- Exercise prompt: Report, word for word, every line of the material that contains "content".

-- BEGIN Data supplied --

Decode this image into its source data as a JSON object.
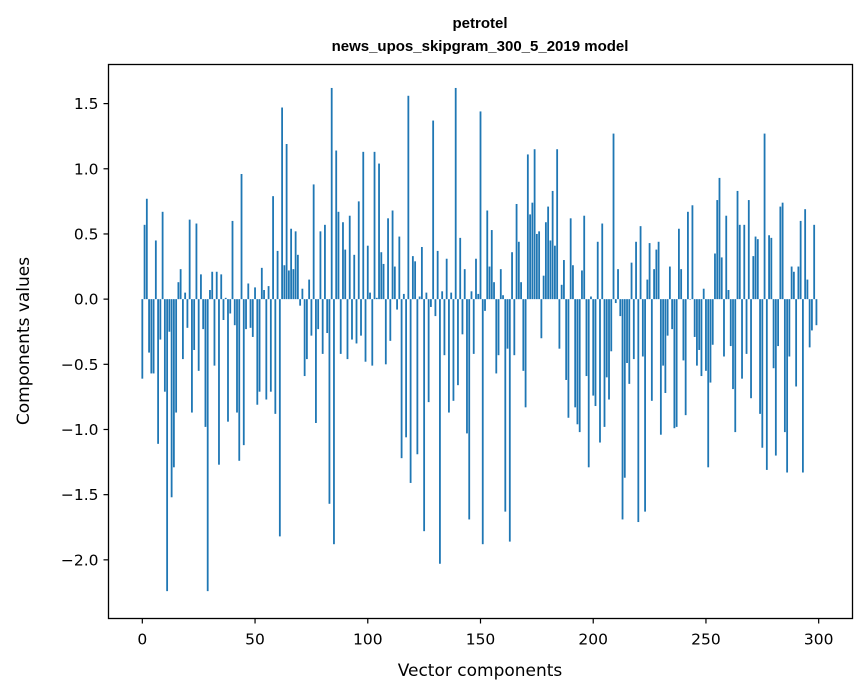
{
  "chart_data": {
    "type": "bar",
    "title": "petrotel",
    "subtitle": "news_upos_skipgram_300_5_2019 model",
    "xlabel": "Vector components",
    "ylabel": "Components values",
    "xlim": [
      -15,
      315
    ],
    "ylim": [
      -2.45,
      1.8
    ],
    "xticks": [
      0,
      50,
      100,
      150,
      200,
      250,
      300
    ],
    "xtick_labels": [
      "0",
      "50",
      "100",
      "150",
      "200",
      "250",
      "300"
    ],
    "yticks": [
      1.5,
      1.0,
      0.5,
      0.0,
      -0.5,
      -1.0,
      -1.5,
      -2.0
    ],
    "ytick_labels": [
      "1.5",
      "1.0",
      "0.5",
      "0.0",
      "−0.5",
      "−1.0",
      "−1.5",
      "−2.0"
    ],
    "grid": false,
    "color": "#1f77b4",
    "values": [
      -0.61,
      0.57,
      0.77,
      -0.41,
      -0.57,
      -0.57,
      0.45,
      -1.11,
      -0.31,
      0.67,
      -0.71,
      -2.24,
      -0.25,
      -1.52,
      -1.29,
      -0.87,
      0.13,
      0.23,
      -0.46,
      0.05,
      -0.22,
      0.61,
      -0.87,
      -0.39,
      0.58,
      -0.55,
      0.19,
      -0.23,
      -0.98,
      -2.24,
      0.07,
      0.21,
      -0.51,
      0.21,
      -1.27,
      0.19,
      -0.16,
      0.01,
      -0.94,
      -0.11,
      0.6,
      -0.2,
      -0.87,
      -1.24,
      0.96,
      -1.12,
      -0.23,
      0.12,
      -0.22,
      -0.29,
      0.09,
      -0.81,
      -0.71,
      0.24,
      0.07,
      -0.77,
      0.1,
      -0.71,
      0.79,
      -0.88,
      0.37,
      -1.82,
      1.47,
      0.26,
      1.19,
      0.22,
      0.54,
      0.23,
      0.52,
      0.34,
      -0.05,
      0.08,
      -0.59,
      -0.46,
      0.15,
      -0.28,
      0.88,
      -0.95,
      -0.23,
      0.52,
      -0.42,
      0.57,
      -0.26,
      -1.57,
      1.62,
      -1.88,
      1.14,
      0.67,
      -0.42,
      0.59,
      0.38,
      -0.46,
      0.64,
      -0.31,
      0.34,
      -0.34,
      0.75,
      -0.28,
      1.13,
      -0.48,
      0.41,
      0.05,
      -0.51,
      1.13,
      0.01,
      1.04,
      0.36,
      0.27,
      -0.5,
      0.62,
      -0.32,
      0.68,
      0.25,
      -0.08,
      0.48,
      -1.22,
      0.04,
      -1.06,
      1.56,
      -1.41,
      0.33,
      0.29,
      -1.19,
      0.02,
      0.4,
      -1.78,
      0.05,
      -0.79,
      -0.06,
      1.37,
      -0.13,
      0.37,
      -2.03,
      0.06,
      -0.43,
      0.31,
      -0.87,
      0.05,
      -0.78,
      1.62,
      -0.66,
      0.47,
      -0.27,
      0.23,
      -1.03,
      -1.69,
      0.06,
      -0.42,
      0.31,
      0.04,
      1.44,
      -1.88,
      -0.09,
      0.68,
      0.25,
      0.53,
      0.13,
      -0.57,
      -0.43,
      0.23,
      0.03,
      -1.63,
      -0.38,
      -1.86,
      0.36,
      -0.43,
      0.73,
      0.44,
      0.13,
      -0.55,
      -0.83,
      1.11,
      0.65,
      0.74,
      1.15,
      0.5,
      0.52,
      -0.3,
      0.18,
      0.59,
      0.71,
      0.45,
      0.83,
      0.41,
      1.15,
      -0.38,
      0.11,
      0.3,
      -0.62,
      -0.91,
      0.62,
      0.26,
      -0.83,
      -0.96,
      -1.02,
      0.22,
      0.64,
      -0.59,
      -1.29,
      0.02,
      -0.74,
      -0.82,
      0.44,
      -1.1,
      0.58,
      -0.98,
      -0.6,
      -0.77,
      -0.4,
      1.27,
      -0.03,
      0.23,
      -0.13,
      -1.69,
      -1.37,
      -0.49,
      -0.65,
      0.28,
      -0.46,
      0.44,
      -1.71,
      0.56,
      -0.44,
      -1.63,
      0.15,
      0.43,
      -0.78,
      0.23,
      0.38,
      0.44,
      -1.04,
      -0.51,
      -0.72,
      -0.28,
      0.25,
      -0.23,
      -0.99,
      -0.98,
      0.54,
      0.23,
      -0.47,
      -0.89,
      0.67,
      0.0,
      0.72,
      -0.29,
      -0.51,
      -0.39,
      -0.59,
      0.08,
      -0.55,
      -1.29,
      -0.64,
      -0.35,
      0.35,
      0.76,
      0.93,
      0.32,
      -0.44,
      0.64,
      0.07,
      -0.36,
      -0.69,
      -1.02,
      0.83,
      0.57,
      -0.61,
      0.57,
      -0.42,
      0.76,
      -0.76,
      0.33,
      0.48,
      0.46,
      -0.88,
      -1.14,
      1.27,
      -1.31,
      0.49,
      0.47,
      -0.53,
      -1.2,
      -0.36,
      0.71,
      0.74,
      -1.02,
      -1.33,
      -0.44,
      0.25,
      0.21,
      -0.67,
      0.25,
      0.6,
      -1.33,
      0.69,
      0.15,
      -0.37,
      -0.24,
      0.57,
      -0.2
    ]
  }
}
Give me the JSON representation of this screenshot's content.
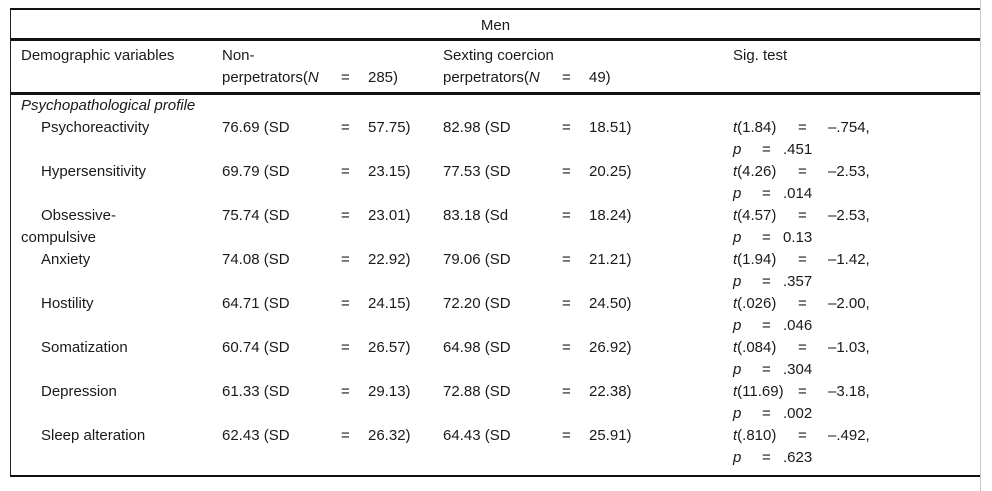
{
  "table": {
    "group_header": "Men",
    "header": {
      "col1": "Demographic variables",
      "col2": {
        "line1": "Non-",
        "line2_pre": "perpetrators(",
        "n_sym": "N",
        "eq": "=",
        "n_val": "285)"
      },
      "col3": {
        "line1": "Sexting coercion",
        "line2_pre": "perpetrators(",
        "n_sym": "N",
        "eq": "=",
        "n_val": "49)"
      },
      "col4": "Sig. test"
    },
    "section_label": "Psychopathological profile",
    "rows": [
      {
        "label": "Psychoreactivity",
        "np": {
          "mean": "76.69 (SD",
          "eq": "=",
          "sd": "57.75)"
        },
        "sc": {
          "mean": "82.98 (SD",
          "eq": "=",
          "sd": "18.51)"
        },
        "sig": {
          "t_sym": "t",
          "t_args": "(1.84)",
          "eq1": "=",
          "t_val": "–.754,",
          "p_sym": "p",
          "eq2": "=",
          "p_val": ".451"
        }
      },
      {
        "label": "Hypersensitivity",
        "np": {
          "mean": "69.79 (SD",
          "eq": "=",
          "sd": "23.15)"
        },
        "sc": {
          "mean": "77.53 (SD",
          "eq": "=",
          "sd": "20.25)"
        },
        "sig": {
          "t_sym": "t",
          "t_args": "(4.26)",
          "eq1": "=",
          "t_val": "–2.53,",
          "p_sym": "p",
          "eq2": "=",
          "p_val": ".014"
        }
      },
      {
        "label": "Obsessive-\ncompulsive",
        "np": {
          "mean": "75.74 (SD",
          "eq": "=",
          "sd": "23.01)"
        },
        "sc": {
          "mean": "83.18 (Sd",
          "eq": "=",
          "sd": "18.24)"
        },
        "sig": {
          "t_sym": "t",
          "t_args": "(4.57)",
          "eq1": "=",
          "t_val": "–2.53,",
          "p_sym": "p",
          "eq2": "=",
          "p_val": "0.13"
        }
      },
      {
        "label": "Anxiety",
        "np": {
          "mean": "74.08 (SD",
          "eq": "=",
          "sd": "22.92)"
        },
        "sc": {
          "mean": "79.06 (SD",
          "eq": "=",
          "sd": "21.21)"
        },
        "sig": {
          "t_sym": "t",
          "t_args": "(1.94)",
          "eq1": "=",
          "t_val": "–1.42,",
          "p_sym": "p",
          "eq2": "=",
          "p_val": ".357"
        }
      },
      {
        "label": "Hostility",
        "np": {
          "mean": "64.71 (SD",
          "eq": "=",
          "sd": "24.15)"
        },
        "sc": {
          "mean": "72.20 (SD",
          "eq": "=",
          "sd": "24.50)"
        },
        "sig": {
          "t_sym": "t",
          "t_args": "(.026)",
          "eq1": "=",
          "t_val": "–2.00,",
          "p_sym": "p",
          "eq2": "=",
          "p_val": ".046"
        }
      },
      {
        "label": "Somatization",
        "np": {
          "mean": "60.74 (SD",
          "eq": "=",
          "sd": "26.57)"
        },
        "sc": {
          "mean": "64.98 (SD",
          "eq": "=",
          "sd": "26.92)"
        },
        "sig": {
          "t_sym": "t",
          "t_args": "(.084)",
          "eq1": "=",
          "t_val": "–1.03,",
          "p_sym": "p",
          "eq2": "=",
          "p_val": ".304"
        }
      },
      {
        "label": "Depression",
        "np": {
          "mean": "61.33 (SD",
          "eq": "=",
          "sd": "29.13)"
        },
        "sc": {
          "mean": "72.88 (SD",
          "eq": "=",
          "sd": "22.38)"
        },
        "sig": {
          "t_sym": "t",
          "t_args": "(11.69)",
          "eq1": "=",
          "t_val": "–3.18,",
          "p_sym": "p",
          "eq2": "=",
          "p_val": ".002"
        }
      },
      {
        "label": "Sleep alteration",
        "np": {
          "mean": "62.43 (SD",
          "eq": "=",
          "sd": "26.32)"
        },
        "sc": {
          "mean": "64.43 (SD",
          "eq": "=",
          "sd": "25.91)"
        },
        "sig": {
          "t_sym": "t",
          "t_args": "(.810)",
          "eq1": "=",
          "t_val": "–.492,",
          "p_sym": "p",
          "eq2": "=",
          "p_val": ".623"
        }
      }
    ],
    "rule_color": "#111111",
    "text_color": "#1a1a1a"
  }
}
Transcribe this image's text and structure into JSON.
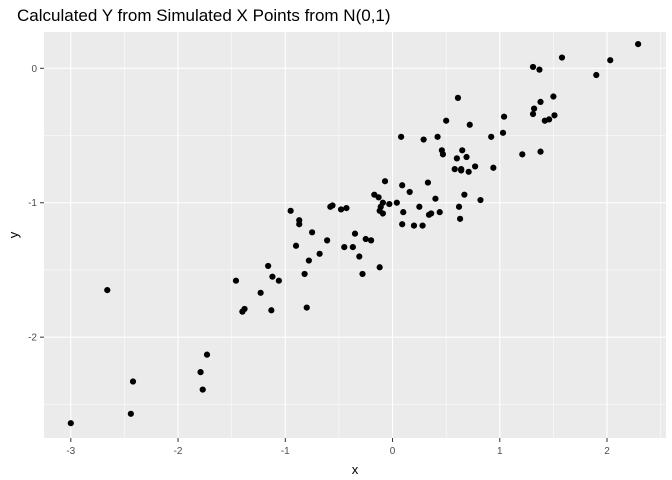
{
  "chart_data": {
    "type": "scatter",
    "title": "Calculated Y from Simulated X Points from N(0,1)",
    "xlabel": "x",
    "ylabel": "y",
    "xlim": [
      -3.25,
      2.55
    ],
    "ylim": [
      -2.75,
      0.27
    ],
    "x_ticks": [
      -3,
      -2,
      -1,
      0,
      1,
      2
    ],
    "x_tick_labels": [
      "-3",
      "-2",
      "-1",
      "0",
      "1",
      "2"
    ],
    "y_ticks": [
      -2,
      -1,
      0
    ],
    "y_tick_labels": [
      "-2",
      "-1",
      "0"
    ],
    "grid": true,
    "legend": "none",
    "colors": {
      "panel": "#ebebeb",
      "grid_major": "#ffffff",
      "point": "#000000"
    },
    "x": [
      -3.0,
      -2.66,
      -2.44,
      -2.42,
      -1.79,
      -1.77,
      -1.73,
      -1.46,
      -1.4,
      -1.38,
      -1.23,
      -1.16,
      -1.13,
      -1.12,
      -1.06,
      -0.95,
      -0.9,
      -0.87,
      -0.87,
      -0.82,
      -0.8,
      -0.78,
      -0.75,
      -0.68,
      -0.61,
      -0.58,
      -0.56,
      -0.48,
      -0.45,
      -0.43,
      -0.37,
      -0.35,
      -0.31,
      -0.28,
      -0.25,
      -0.2,
      -0.17,
      -0.13,
      -0.12,
      -0.12,
      -0.11,
      -0.09,
      -0.09,
      -0.07,
      -0.03,
      0.04,
      0.08,
      0.09,
      0.09,
      0.1,
      0.16,
      0.2,
      0.25,
      0.28,
      0.29,
      0.33,
      0.34,
      0.36,
      0.4,
      0.42,
      0.44,
      0.46,
      0.47,
      0.5,
      0.58,
      0.6,
      0.61,
      0.62,
      0.63,
      0.64,
      0.64,
      0.65,
      0.67,
      0.69,
      0.71,
      0.72,
      0.77,
      0.82,
      0.92,
      0.94,
      1.03,
      1.04,
      1.21,
      1.31,
      1.31,
      1.32,
      1.37,
      1.38,
      1.38,
      1.42,
      1.46,
      1.5,
      1.51,
      1.58,
      1.9,
      2.03,
      2.29
    ],
    "y": [
      -2.64,
      -1.65,
      -2.57,
      -2.33,
      -2.26,
      -2.39,
      -2.13,
      -1.58,
      -1.81,
      -1.79,
      -1.67,
      -1.47,
      -1.8,
      -1.55,
      -1.58,
      -1.06,
      -1.32,
      -1.13,
      -1.16,
      -1.53,
      -1.78,
      -1.43,
      -1.22,
      -1.38,
      -1.28,
      -1.03,
      -1.02,
      -1.05,
      -1.33,
      -1.04,
      -1.33,
      -1.23,
      -1.4,
      -1.53,
      -1.27,
      -1.28,
      -0.94,
      -0.96,
      -1.06,
      -1.48,
      -1.03,
      -1.08,
      -1.0,
      -0.84,
      -1.01,
      -1.0,
      -0.51,
      -0.87,
      -1.16,
      -1.07,
      -0.92,
      -1.17,
      -1.03,
      -1.17,
      -0.53,
      -0.85,
      -1.09,
      -1.08,
      -0.97,
      -0.51,
      -1.07,
      -0.61,
      -0.64,
      -0.39,
      -0.75,
      -0.67,
      -0.22,
      -1.03,
      -1.12,
      -0.75,
      -0.76,
      -0.61,
      -0.94,
      -0.66,
      -0.77,
      -0.42,
      -0.73,
      -0.98,
      -0.51,
      -0.74,
      -0.48,
      -0.36,
      -0.64,
      0.01,
      -0.34,
      -0.3,
      -0.01,
      -0.25,
      -0.62,
      -0.39,
      -0.38,
      -0.21,
      -0.35,
      0.08,
      -0.05,
      0.06,
      0.18
    ]
  }
}
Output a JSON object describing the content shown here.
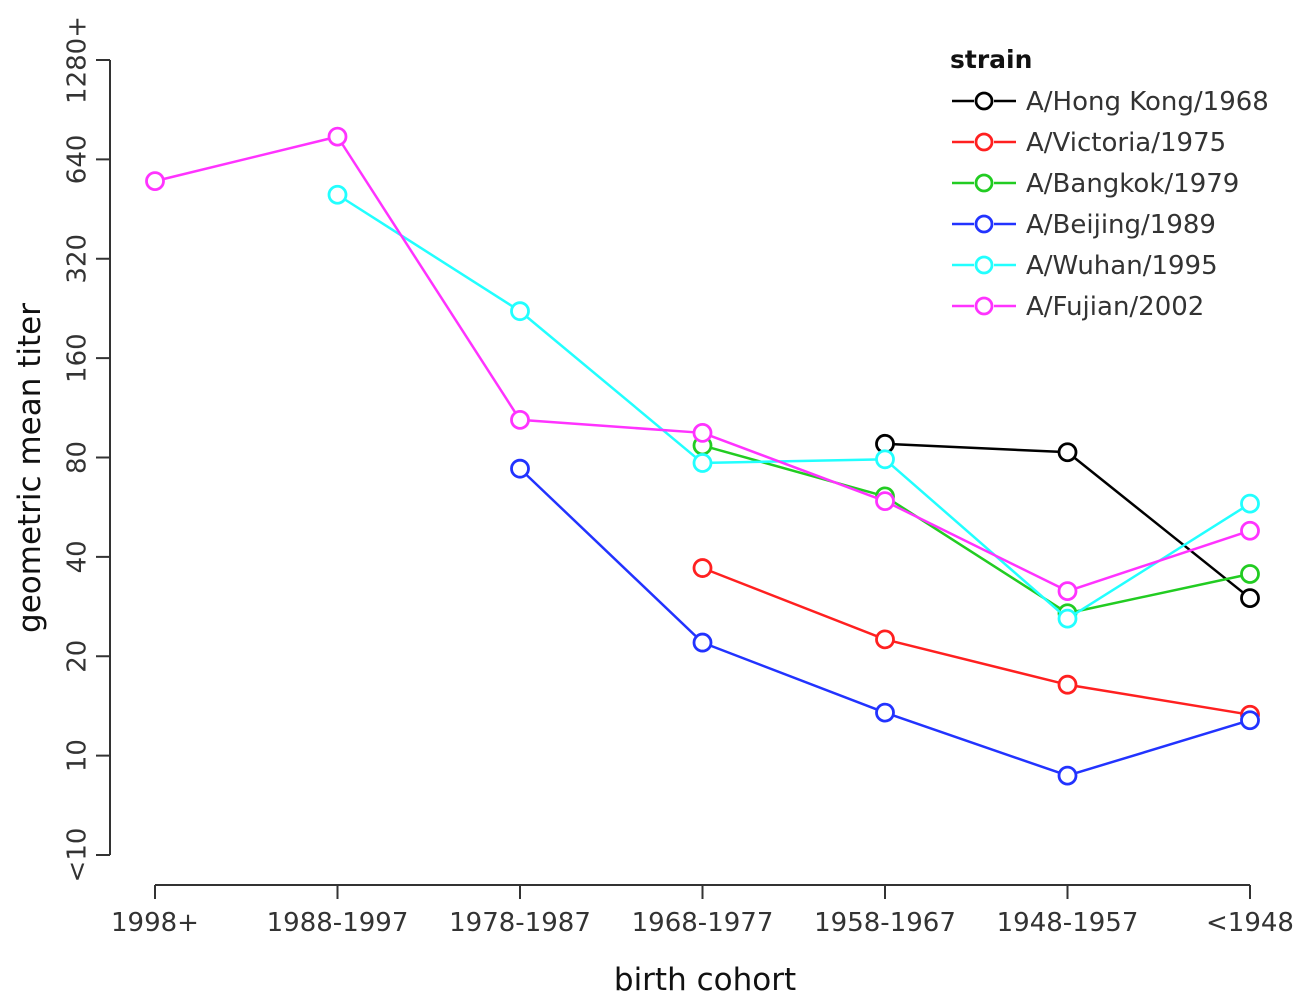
{
  "chart_data": {
    "type": "line",
    "xlabel": "birth cohort",
    "ylabel": "geometric mean titer",
    "y_scale": "log2",
    "categories": [
      "1998+",
      "1988-1997",
      "1978-1987",
      "1968-1977",
      "1958-1967",
      "1948-1957",
      "<1948"
    ],
    "y_ticks": [
      "<10",
      "10",
      "20",
      "40",
      "80",
      "160",
      "320",
      "640",
      "1280+"
    ],
    "ylim": [
      5,
      1280
    ],
    "grid": false,
    "legend": {
      "title": "strain",
      "position": "top-right"
    },
    "series": [
      {
        "name": "A/Hong Kong/1968",
        "color": "#000000",
        "values": [
          null,
          null,
          null,
          null,
          88,
          83,
          30
        ]
      },
      {
        "name": "A/Victoria/1975",
        "color": "#ff2020",
        "values": [
          null,
          null,
          null,
          37,
          22.5,
          16.4,
          13.3
        ]
      },
      {
        "name": "A/Bangkok/1979",
        "color": "#22cc22",
        "values": [
          null,
          null,
          null,
          87,
          61,
          27,
          35.5
        ]
      },
      {
        "name": "A/Beijing/1989",
        "color": "#2233ff",
        "values": [
          null,
          null,
          74,
          22,
          13.5,
          8.7,
          12.8
        ]
      },
      {
        "name": "A/Wuhan/1995",
        "color": "#22ffff",
        "values": [
          null,
          500,
          222,
          77,
          79,
          26,
          58
        ]
      },
      {
        "name": "A/Fujian/2002",
        "color": "#ff33ff",
        "values": [
          550,
          750,
          104,
          95,
          59,
          31.5,
          48
        ]
      }
    ]
  }
}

-- END Data supplied --

- Reply to the task:
Give me the JSON representation of this screenshot's content.
Output a JSON object describing the content shown here.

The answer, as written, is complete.